INSTRUCTIONS TO FOLLOW: Reproduce the listing below exactly, minus its pictures.

DATA FOR THIS EXERCISE:
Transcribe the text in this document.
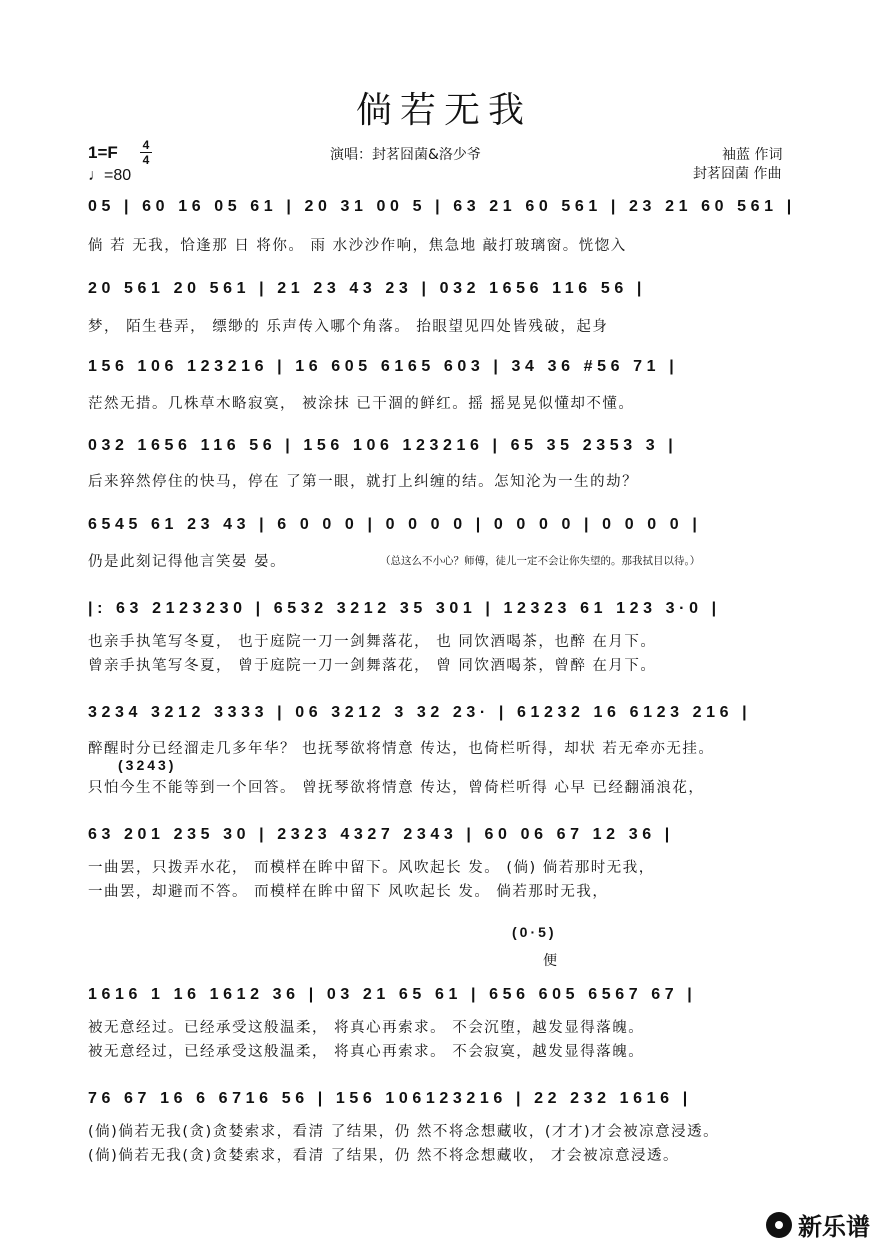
倘若无我
1=F 4
4
♩=80
演唱：封茗囧菌&洛少爷	袖蓝 作词
封茗囧菌 作曲
05 | 60 16 05 61 | 20 31 00 5 | 63 21 60 561 | 23 21 60 561 |
倘 若 无我，恰逢那 日 将你。 雨 水沙沙作响，焦急地 敲打玻璃窗。恍惚入
20 561 20 561 | 21 23 43 23 | 032 1656 116 56 |
梦， 陌生巷弄， 缥缈的 乐声传入哪个角落。 抬眼望见四处皆残破，起身
156 106 123216 | 16 605 6165 603 | 34 36 #56 71 |
茫然无措。几株草木略寂寞， 被涂抹 已干涸的鲜红。摇 摇晃晃似懂却不懂。
032 1656 116 56 | 156 106 123216 | 65 35 2353 3 |
后来猝然停住的快马，停在 了第一眼，就打上纠缠的结。怎知沦为一生的劫？
6545 61 23 43 | 6 0 0 0 | 0 0 0 0 | 0 0 0 0 | 0 0 0 0 |
仍是此刻记得他言笑晏 晏。	（总这么不小心？师傅，徒儿一定不会让你失望的。那我拭目以待。）
|: 63 2123230 | 6532 3212 35 301 | 12323 61 123 3·0 |
也亲手执笔写冬夏， 也于庭院一刀一剑舞落花， 也 同饮酒喝茶，也醉 在月下。
曾亲手执笔写冬夏， 曾于庭院一刀一剑舞落花， 曾 同饮酒喝茶，曾醉 在月下。
3234 3212 3333 | 06 3212 3 32 23· | 61232 16 6123 216 |
醉醒时分已经溜走几多年华？ 也抚琴欲将情意 传达，也倚栏听得，却状 若无牵亦无挂。
(3243)
只怕今生不能等到一个回答。 曾抚琴欲将情意 传达，曾倚栏听得 心早 已经翻涌浪花，
63 201 235 30 | 2323 4327 2343 | 60 06 67 12 36 |
一曲罢，只拨弄水花， 而模样在眸中留下。风吹起长 发。 (倘) 倘若那时无我，
一曲罢，却避而不答。 而模样在眸中留下 风吹起长 发。 倘若那时无我，
(0·5)
便
1616 1 16 1612 36 | 03 21 65 61 | 656 605 6567 67 |
被无意经过。已经承受这般温柔， 将真心再索求。 不会沉堕，越发显得落魄。
被无意经过，已经承受这般温柔， 将真心再索求。 不会寂寞，越发显得落魄。
76 67 16 6 6716 56 | 156 106123216 | 22 232 1616 |
(倘)倘若无我(贪)贪婪索求，看清 了结果，仍 然不将念想藏收，(才才)才会被凉意浸透。
(倘)倘若无我(贪)贪婪索求，看清 了结果，仍 然不将念想藏收， 才会被凉意浸透。
新乐谱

THE REPLY:
Transcribe the text in this document.
倘若无我
1=F 4
4
♩=80
演唱：封茗囧菌&洛少爷	袖蓝 作词
封茗囧菌 作曲
05 | 60 16 05 61 | 20 31 00 5 | 63 21 60 561 | 23 21 60 561 |
倘 若 无我，恰逢那 日 将你。 雨 水沙沙作响，焦急地 敲打玻璃窗。恍惚入
20 561 20 561 | 21 23 43 23 | 032 1656 116 56 |
梦， 陌生巷弄， 缥缈的 乐声传入哪个角落。 抬眼望见四处皆残破，起身
156 106 123216 | 16 605 6165 603 | 34 36 #56 71 |
茫然无措。几株草木略寂寞， 被涂抹 已干涸的鲜红。摇 摇晃晃似懂却不懂。
032 1656 116 56 | 156 106 123216 | 65 35 2353 3 |
后来猝然停住的快马，停在 了第一眼，就打上纠缠的结。怎知沦为一生的劫？
6545 61 23 43 | 6 0 0 0 | 0 0 0 0 | 0 0 0 0 | 0 0 0 0 |
仍是此刻记得他言笑晏 晏。	（总这么不小心？师傅，徒儿一定不会让你失望的。那我拭目以待。）
|: 63 2123230 | 6532 3212 35 301 | 12323 61 123 3·0 |
也亲手执笔写冬夏， 也于庭院一刀一剑舞落花， 也 同饮酒喝茶，也醉 在月下。
曾亲手执笔写冬夏， 曾于庭院一刀一剑舞落花， 曾 同饮酒喝茶，曾醉 在月下。
3234 3212 3333 | 06 3212 3 32 23· | 61232 16 6123 216 |
醉醒时分已经溜走几多年华？ 也抚琴欲将情意 传达，也倚栏听得，却状 若无牵亦无挂。
(3243)
只怕今生不能等到一个回答。 曾抚琴欲将情意 传达，曾倚栏听得 心早 已经翻涌浪花，
63 201 235 30 | 2323 4327 2343 | 60 06 67 12 36 |
一曲罢，只拨弄水花， 而模样在眸中留下。风吹起长 发。 (倘) 倘若那时无我，
一曲罢，却避而不答。 而模样在眸中留下 风吹起长 发。 倘若那时无我，
(0·5)
便
1616 1 16 1612 36 | 03 21 65 61 | 656 605 6567 67 |
被无意经过。已经承受这般温柔， 将真心再索求。 不会沉堕，越发显得落魄。
被无意经过，已经承受这般温柔， 将真心再索求。 不会寂寞，越发显得落魄。
76 67 16 6 6716 56 | 156 106123216 | 22 232 1616 |
(倘)倘若无我(贪)贪婪索求，看清 了结果，仍 然不将念想藏收，(才才)才会被凉意浸透。
(倘)倘若无我(贪)贪婪索求，看清 了结果，仍 然不将念想藏收， 才会被凉意浸透。
新乐谱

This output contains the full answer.